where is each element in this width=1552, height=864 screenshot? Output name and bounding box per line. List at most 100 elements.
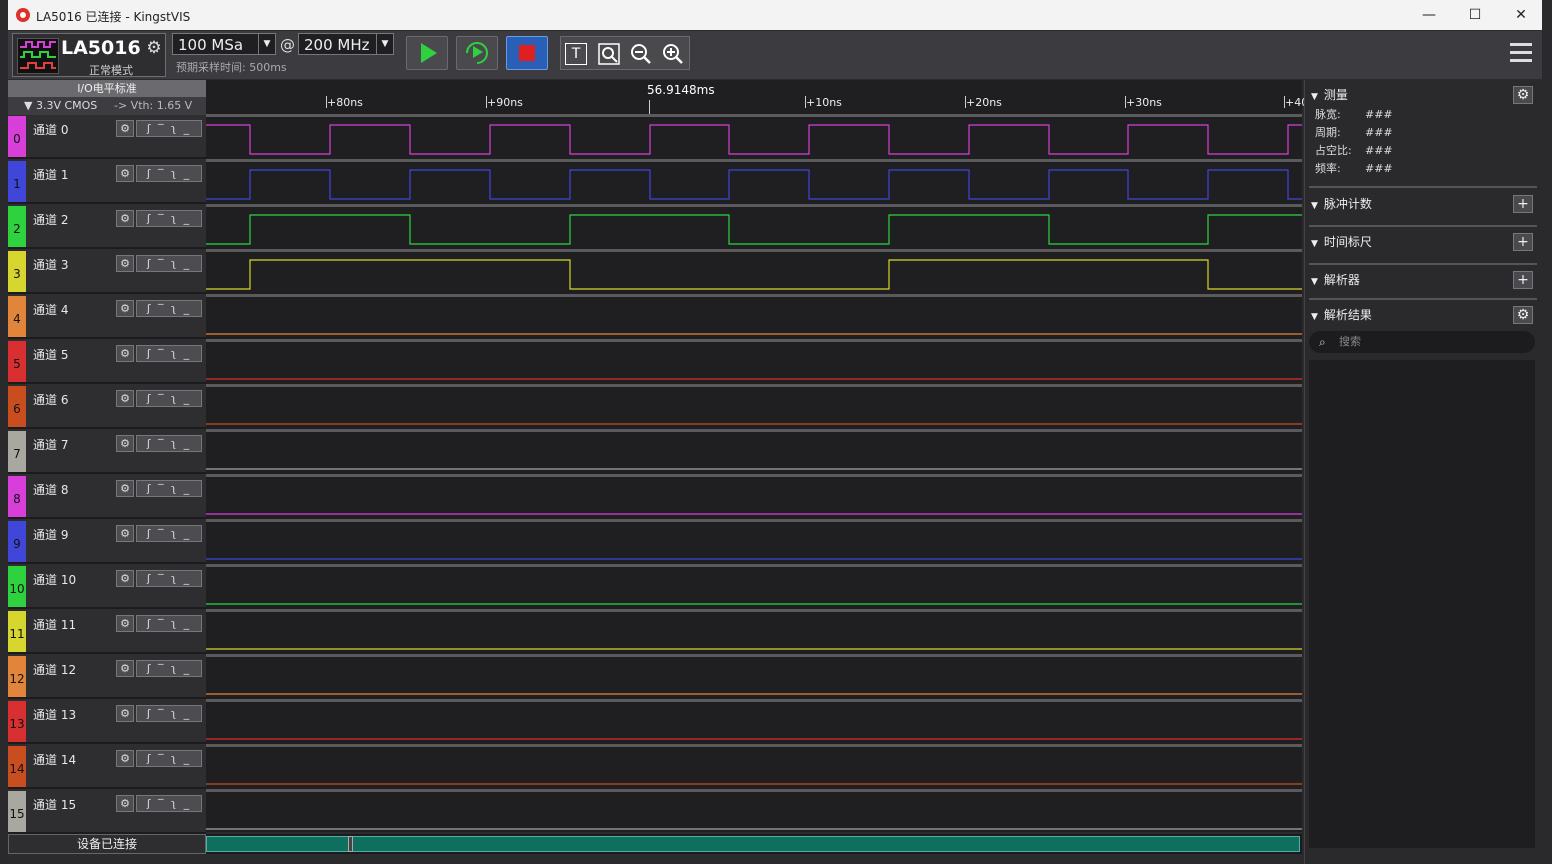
loop-start-button[interactable] (456, 36, 498, 70)
channel-trigger-buttons[interactable]: ʃ ‾ ʅ _ (136, 750, 202, 767)
timeline-scrollbar[interactable] (206, 834, 1302, 854)
channel-row[interactable]: 3 通道 3 ⚙ ʃ ‾ ʅ _ (8, 251, 206, 294)
channel-settings-gear-icon[interactable]: ⚙ (116, 705, 134, 722)
waveform-canvas[interactable] (206, 80, 1302, 832)
channel-settings-gear-icon[interactable]: ⚙ (116, 165, 134, 182)
channel-trigger-buttons[interactable]: ʃ ‾ ʅ _ (136, 210, 202, 227)
channel-name[interactable]: 通道 4 (33, 301, 68, 318)
channel-settings-gear-icon[interactable]: ⚙ (116, 210, 134, 227)
minimize-button[interactable]: — (1406, 0, 1452, 30)
channel-settings-gear-icon[interactable]: ⚙ (116, 795, 134, 812)
results-header[interactable]: ▼ 解析结果 ⚙ (1309, 304, 1537, 326)
zoom-out-icon[interactable] (629, 42, 653, 66)
waveform-area[interactable]: +80ns +90ns +10ns +20ns +30ns +40 56.9148ms (206, 80, 1308, 832)
io-standard-header: I/O电平标准 (8, 80, 206, 97)
close-button[interactable]: ✕ (1498, 0, 1544, 30)
io-standard-select[interactable]: ▼ 3.3V CMOS -> Vth: 1.65 V (8, 97, 206, 115)
channel-row[interactable]: 1 通道 1 ⚙ ʃ ‾ ʅ _ (8, 161, 206, 204)
channel-row[interactable]: 14 通道 14 ⚙ ʃ ‾ ʅ _ (8, 746, 206, 789)
add-analyzer-button[interactable]: + (1513, 271, 1533, 289)
channel-settings-gear-icon[interactable]: ⚙ (116, 750, 134, 767)
channel-settings-gear-icon[interactable]: ⚙ (116, 120, 134, 137)
channel-name[interactable]: 通道 9 (33, 526, 68, 543)
channel-trigger-buttons[interactable]: ʃ ‾ ʅ _ (136, 300, 202, 317)
channel-name[interactable]: 通道 8 (33, 481, 68, 498)
scrollbar-thumb[interactable] (348, 836, 353, 852)
channel-settings-gear-icon[interactable]: ⚙ (116, 615, 134, 632)
channel-name[interactable]: 通道 2 (33, 211, 68, 228)
results-search-input[interactable]: ⌕ 搜索 (1309, 331, 1535, 353)
channel-name[interactable]: 通道 14 (33, 751, 76, 768)
sample-depth-select[interactable]: 100 MSa ▼ (172, 33, 276, 55)
channel-name[interactable]: 通道 15 (33, 796, 76, 813)
results-list[interactable] (1309, 360, 1535, 848)
channel-settings-gear-icon[interactable]: ⚙ (116, 660, 134, 677)
channel-trigger-buttons[interactable]: ʃ ‾ ʅ _ (136, 660, 202, 677)
stop-button[interactable] (506, 36, 548, 70)
channel-trigger-buttons[interactable]: ʃ ‾ ʅ _ (136, 615, 202, 632)
results-settings-gear-icon[interactable]: ⚙ (1513, 306, 1533, 324)
channel-number: 11 (8, 611, 26, 652)
zoom-in-icon[interactable] (661, 42, 685, 66)
channel-trigger-buttons[interactable]: ʃ ‾ ʅ _ (136, 795, 202, 812)
channel-trigger-buttons[interactable]: ʃ ‾ ʅ _ (136, 165, 202, 182)
channel-row[interactable]: 13 通道 13 ⚙ ʃ ‾ ʅ _ (8, 701, 206, 744)
channel-trigger-buttons[interactable]: ʃ ‾ ʅ _ (136, 390, 202, 407)
pulse-count-header[interactable]: ▼ 脉冲计数 + (1309, 193, 1537, 215)
channel-settings-gear-icon[interactable]: ⚙ (116, 300, 134, 317)
channel-settings-gear-icon[interactable]: ⚙ (116, 345, 134, 362)
stop-icon (519, 45, 535, 61)
channel-panel: I/O电平标准 ▼ 3.3V CMOS -> Vth: 1.65 V 0 通道 0… (8, 80, 207, 834)
channel-name[interactable]: 通道 1 (33, 166, 68, 183)
channel-settings-gear-icon[interactable]: ⚙ (116, 435, 134, 452)
channel-name[interactable]: 通道 10 (33, 571, 76, 588)
channel-name[interactable]: 通道 6 (33, 391, 68, 408)
channel-name[interactable]: 通道 11 (33, 616, 76, 633)
scrollbar-track[interactable] (206, 836, 1300, 852)
channel-row[interactable]: 0 通道 0 ⚙ ʃ ‾ ʅ _ (8, 116, 206, 159)
zoom-fit-icon[interactable] (597, 42, 621, 66)
channel-name[interactable]: 通道 13 (33, 706, 76, 723)
channel-name[interactable]: 通道 5 (33, 346, 68, 363)
channel-row[interactable]: 4 通道 4 ⚙ ʃ ‾ ʅ _ (8, 296, 206, 339)
channel-row[interactable]: 2 通道 2 ⚙ ʃ ‾ ʅ _ (8, 206, 206, 249)
channel-trigger-buttons[interactable]: ʃ ‾ ʅ _ (136, 705, 202, 722)
channel-row[interactable]: 15 通道 15 ⚙ ʃ ‾ ʅ _ (8, 791, 206, 834)
channel-name[interactable]: 通道 0 (33, 121, 68, 138)
device-settings-gear-icon[interactable]: ⚙ (143, 37, 165, 59)
add-time-ruler-button[interactable]: + (1513, 233, 1533, 251)
analyzer-header[interactable]: ▼ 解析器 + (1309, 269, 1537, 291)
channel-trigger-buttons[interactable]: ʃ ‾ ʅ _ (136, 345, 202, 362)
channel-settings-gear-icon[interactable]: ⚙ (116, 570, 134, 587)
channel-row[interactable]: 9 通道 9 ⚙ ʃ ‾ ʅ _ (8, 521, 206, 564)
channel-settings-gear-icon[interactable]: ⚙ (116, 480, 134, 497)
channel-settings-gear-icon[interactable]: ⚙ (116, 255, 134, 272)
measure-header[interactable]: ▼ 测量 ⚙ (1309, 84, 1537, 106)
channel-trigger-buttons[interactable]: ʃ ‾ ʅ _ (136, 120, 202, 137)
channel-trigger-buttons[interactable]: ʃ ‾ ʅ _ (136, 435, 202, 452)
measure-settings-gear-icon[interactable]: ⚙ (1513, 86, 1533, 104)
text-annotation-icon[interactable]: T (565, 43, 587, 65)
channel-name[interactable]: 通道 7 (33, 436, 68, 453)
channel-row[interactable]: 7 通道 7 ⚙ ʃ ‾ ʅ _ (8, 431, 206, 474)
maximize-button[interactable]: ☐ (1452, 0, 1498, 30)
channel-row[interactable]: 6 通道 6 ⚙ ʃ ‾ ʅ _ (8, 386, 206, 429)
channel-row[interactable]: 10 通道 10 ⚙ ʃ ‾ ʅ _ (8, 566, 206, 609)
channel-trigger-buttons[interactable]: ʃ ‾ ʅ _ (136, 480, 202, 497)
channel-row[interactable]: 5 通道 5 ⚙ ʃ ‾ ʅ _ (8, 341, 206, 384)
channel-settings-gear-icon[interactable]: ⚙ (116, 525, 134, 542)
start-button[interactable] (406, 36, 448, 70)
add-pulse-count-button[interactable]: + (1513, 195, 1533, 213)
sample-rate-select[interactable]: 200 MHz ▼ (298, 33, 394, 55)
channel-row[interactable]: 11 通道 11 ⚙ ʃ ‾ ʅ _ (8, 611, 206, 654)
channel-row[interactable]: 8 通道 8 ⚙ ʃ ‾ ʅ _ (8, 476, 206, 519)
channel-name[interactable]: 通道 3 (33, 256, 68, 273)
time-ruler-header[interactable]: ▼ 时间标尺 + (1309, 231, 1537, 253)
channel-trigger-buttons[interactable]: ʃ ‾ ʅ _ (136, 525, 202, 542)
channel-trigger-buttons[interactable]: ʃ ‾ ʅ _ (136, 255, 202, 272)
channel-trigger-buttons[interactable]: ʃ ‾ ʅ _ (136, 570, 202, 587)
channel-row[interactable]: 12 通道 12 ⚙ ʃ ‾ ʅ _ (8, 656, 206, 699)
hamburger-menu-icon[interactable] (1510, 43, 1532, 63)
channel-name[interactable]: 通道 12 (33, 661, 76, 678)
channel-settings-gear-icon[interactable]: ⚙ (116, 390, 134, 407)
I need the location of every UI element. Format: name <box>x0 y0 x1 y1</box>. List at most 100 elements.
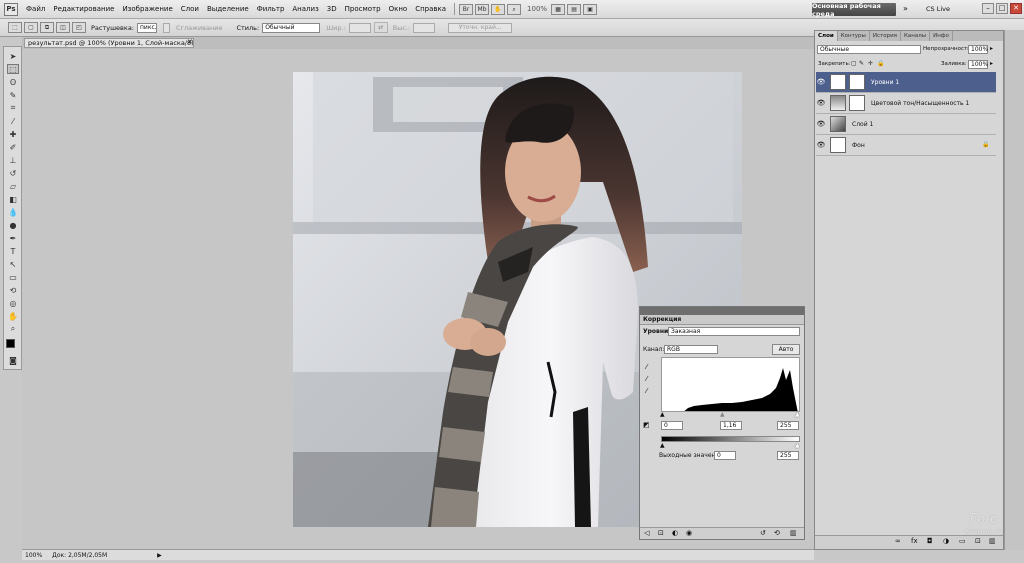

◇ ◇ ◇

[TASK REQUIREMENTS] Please write out the lines again, starting at the line that contains "loop-start-button[interactable] (456, 36, 498, 70)" and stopping after the line that contains "minimize-button[interactable]: — (1406, 0, 1452, 30)", substituting "settings-gear-icon" for "channel-settings-gear-icon" and keeping all else unchanged.

[EXERCISE OUTPUT]
loop-start-button[interactable] (456, 36, 498, 70)
channel-trigger-buttons[interactable]: ʃ ‾ ʅ _ (136, 750, 202, 767)
timeline-scrollbar[interactable] (206, 834, 1302, 854)
channel-row[interactable]: 3 通道 3 ⚙ ʃ ‾ ʅ _ (8, 251, 206, 294)
settings-gear-icon[interactable]: ⚙ (116, 705, 134, 722)
waveform-canvas[interactable] (206, 80, 1302, 832)
settings-gear-icon[interactable]: ⚙ (116, 165, 134, 182)
channel-trigger-buttons[interactable]: ʃ ‾ ʅ _ (136, 210, 202, 227)
channel-name[interactable]: 通道 4 (33, 301, 68, 318)
settings-gear-icon[interactable]: ⚙ (116, 210, 134, 227)
minimize-button[interactable]: — (1406, 0, 1452, 30)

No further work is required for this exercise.